*Exercise requirements*:
In the listing below, locate the lines that hold "this" and copy them.

*Material for the task*:
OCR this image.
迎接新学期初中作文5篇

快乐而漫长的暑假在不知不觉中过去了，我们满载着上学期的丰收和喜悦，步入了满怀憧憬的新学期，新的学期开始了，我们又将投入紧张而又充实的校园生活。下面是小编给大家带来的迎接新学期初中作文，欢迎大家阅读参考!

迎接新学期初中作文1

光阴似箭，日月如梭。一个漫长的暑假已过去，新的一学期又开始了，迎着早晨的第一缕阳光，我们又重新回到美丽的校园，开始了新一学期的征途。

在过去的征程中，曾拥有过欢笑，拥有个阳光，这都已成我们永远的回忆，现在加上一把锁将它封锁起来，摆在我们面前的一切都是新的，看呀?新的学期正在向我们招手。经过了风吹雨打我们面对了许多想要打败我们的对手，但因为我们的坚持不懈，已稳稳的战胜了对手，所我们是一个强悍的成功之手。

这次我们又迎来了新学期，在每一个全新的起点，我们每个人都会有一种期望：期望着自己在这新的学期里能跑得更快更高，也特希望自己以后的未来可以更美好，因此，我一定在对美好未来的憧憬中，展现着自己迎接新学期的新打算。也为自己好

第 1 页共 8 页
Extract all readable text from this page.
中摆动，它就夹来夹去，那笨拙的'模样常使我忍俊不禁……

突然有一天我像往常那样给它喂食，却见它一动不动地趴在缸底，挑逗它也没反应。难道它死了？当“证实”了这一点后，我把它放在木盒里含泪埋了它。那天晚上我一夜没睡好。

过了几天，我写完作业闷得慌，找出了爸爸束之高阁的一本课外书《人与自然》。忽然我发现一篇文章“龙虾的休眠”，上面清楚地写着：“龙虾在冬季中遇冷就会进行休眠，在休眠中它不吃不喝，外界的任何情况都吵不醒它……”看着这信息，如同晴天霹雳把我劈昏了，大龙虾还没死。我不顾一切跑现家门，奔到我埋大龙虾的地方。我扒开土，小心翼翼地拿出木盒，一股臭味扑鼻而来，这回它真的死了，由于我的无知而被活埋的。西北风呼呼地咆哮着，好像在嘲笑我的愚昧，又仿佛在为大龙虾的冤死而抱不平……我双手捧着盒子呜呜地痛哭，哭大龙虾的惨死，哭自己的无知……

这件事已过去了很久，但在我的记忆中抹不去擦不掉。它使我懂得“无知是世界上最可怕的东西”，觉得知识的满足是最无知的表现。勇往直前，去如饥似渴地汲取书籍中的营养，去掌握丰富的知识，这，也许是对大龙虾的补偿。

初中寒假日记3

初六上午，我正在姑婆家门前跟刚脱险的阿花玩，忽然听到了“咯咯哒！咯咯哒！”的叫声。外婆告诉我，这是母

*Reply*:
OCR this image.
Extract all readable text from this page.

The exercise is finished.